[FRAGMENT DO PRZECZYTANIA]
MG: w 2010 r. górnictwo osiągnęło ok. 5‑procentową rentowność

W ubiegłym roku polskie górnictwo węgla kamiennego osiągnęło średnio ponad 5-procentową rentowność netto, wypracowując ponad 1 mld 160,1 mln zł zysku netto - wynika z opublikowanych w czwartek danych Ministerstwa Gospodarki.

03.03.2011 | aktual.: 03.03.2011 17:24

Wysoki zysk to przede wszystkim zasługa tylko jednej z kilku spółek węglowych, których wskaźniki złożyły się na ministerialne opracowanie.

Rok wcześniej należące do Skarbu Państwa spółki węglowe przyniosły 184,1 mln zł straty netto, a ich rentowność była ujemna, rzędu 0,8 proc. Dane resortu nie obejmują prywatnych kopalń: giełdowej Bogdanki na Lubelszczyźnie oraz niewielkiego zakładu górniczego Siltech w Zabrzu.

Z danych ministerstwa wynika, że wynik branży na podstawowej działalności, jaką jest sprzedaż węgla, poprawił się o ponad 1 mld zł - z niespełna 868,5 mln zł w 2009 r. do prawie 1 mld 958,5 mln zł w ubiegłym roku. Zysk ten pomniejszyły później straty górnictwa na pozostałej działalności, w tym finansowej. Zysk brutto sięgnął 1 mld 494,3 mln zł.

Przychody branży wzrosły z niespełna 22,7 mld zł w roku 2009, do ponad 24,2 mln zł w 2010, czyli o 6,9 proc. Największy udział w przychodach sektora ma sprzedaż węgla - jej wartość wzrosła z ponad 18,8 mld zł w 2009 do ponad 20,7 mld zł w roku ubiegłym. Ogólne koszty działalności spadły o pół procenta, ale koszty samej sprzedaży węgla wzrosły o 4,3 proc.

Z informacji przekazywanych wcześniej przez spółki węglowe wynika, że ubiegłoroczny zysk branży jest przede wszystkim zasługą wytwarzającej węgiel koksowy Jastrzębskiej Spółki Węglowej (JSW)

[CO NALEŻY ZROBIĆ]
Zwróć dosłownie fragment artykułu o rentowności górnictwa. Zacznij od słów „W ubiegłym roku polskie”, a skończ po słowach „danych Ministerstwa Gospodarki.”.

[PRZEKAZANE INFORMACJE]
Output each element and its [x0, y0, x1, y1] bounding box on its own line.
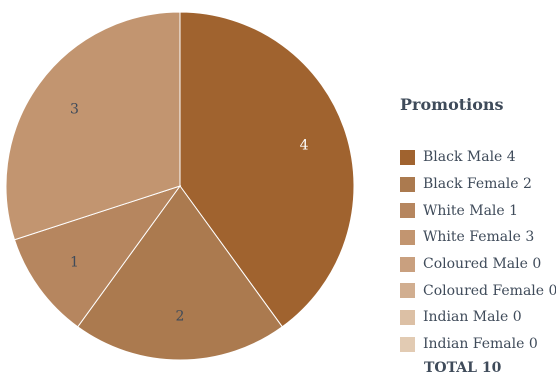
legend-swatch: [400, 149, 415, 165]
legend-swatch: [400, 229, 415, 245]
legend-swatch: [400, 309, 415, 325]
legend-label: White Male 1: [423, 202, 519, 219]
legend-item-indian-male: Indian Male 0: [400, 304, 556, 331]
pie-slice-white-male: [13, 185, 182, 328]
slice-label-white-male: 1: [70, 255, 79, 271]
legend-label: Coloured Female 0: [423, 282, 556, 299]
legend-item-coloured-male: Coloured Male 0: [400, 251, 556, 278]
pie-slice-black-male: [179, 11, 355, 328]
legend-label: Indian Female 0: [423, 336, 538, 353]
slice-label-black-male: 4: [300, 138, 309, 154]
pie-chart: 4 2 1 3: [5, 11, 355, 361]
legend-total: TOTAL 10: [424, 359, 502, 376]
slice-label-black-female: 2: [176, 309, 185, 325]
chart-title: Promotions: [400, 95, 504, 114]
legend-swatch: [400, 283, 415, 299]
pie-slice-white-female: [5, 11, 181, 241]
legend-swatch: [400, 256, 415, 272]
legend-item-black-female: Black Female 2: [400, 171, 556, 198]
legend-swatch: [400, 203, 415, 219]
slice-label-white-female: 3: [70, 101, 79, 117]
legend-items: Black Male 4 Black Female 2 White Male 1 Wh…: [400, 144, 556, 358]
legend-label: Black Male 4: [423, 149, 516, 166]
legend-item-white-male: White Male 1: [400, 197, 556, 224]
legend-item-black-male: Black Male 4: [400, 144, 556, 171]
legend-item-white-female: White Female 3: [400, 224, 556, 251]
legend-label: Indian Male 0: [423, 309, 522, 326]
legend-item-coloured-female: Coloured Female 0: [400, 277, 556, 304]
pie-slice-black-female: [77, 185, 283, 361]
legend-label: Coloured Male 0: [423, 256, 542, 273]
legend-label: White Female 3: [423, 229, 535, 246]
legend-swatch: [400, 336, 415, 352]
legend-item-indian-female: Indian Female 0: [400, 331, 556, 358]
legend-label: Black Female 2: [423, 176, 532, 193]
legend-swatch: [400, 176, 415, 192]
legend: Promotions Black Male 4 Black Female 2 Whi…: [400, 94, 556, 378]
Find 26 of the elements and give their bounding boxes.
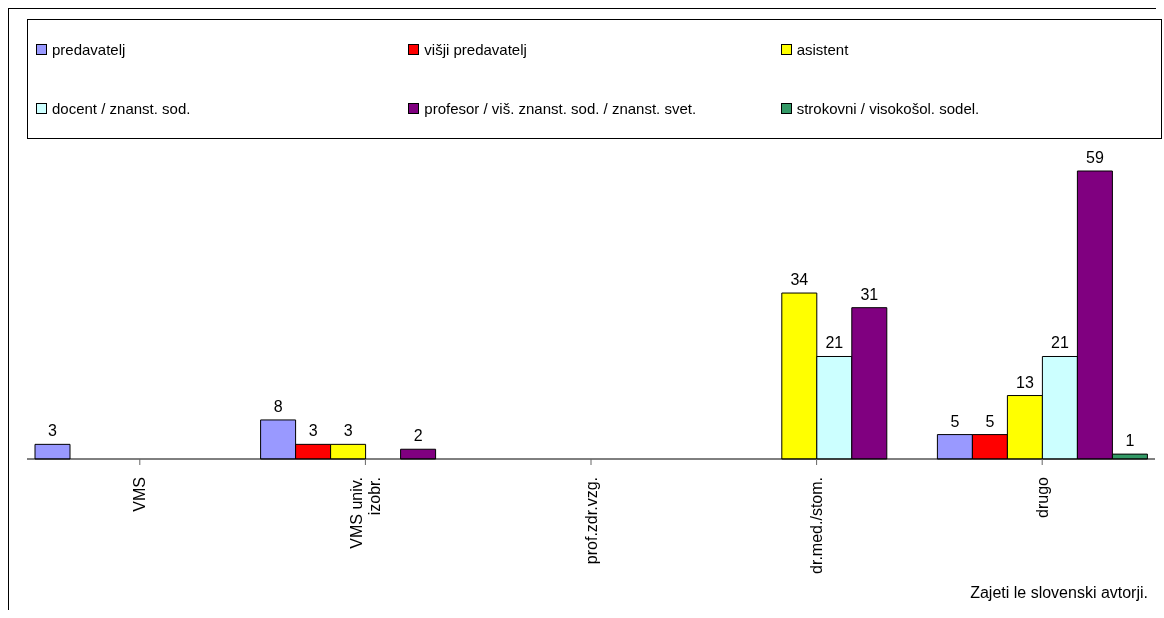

[ODPOWIEDŹ]
W ubiegłym roku polskie górnictwo węgla kamiennego osiągnęło średnio ponad 5-procentową rentowność netto, wypracowując ponad 1 mld 160,1 mln zł zysku netto - wynika z opublikowanych w czwartek danych Ministerstwa Gospodarki.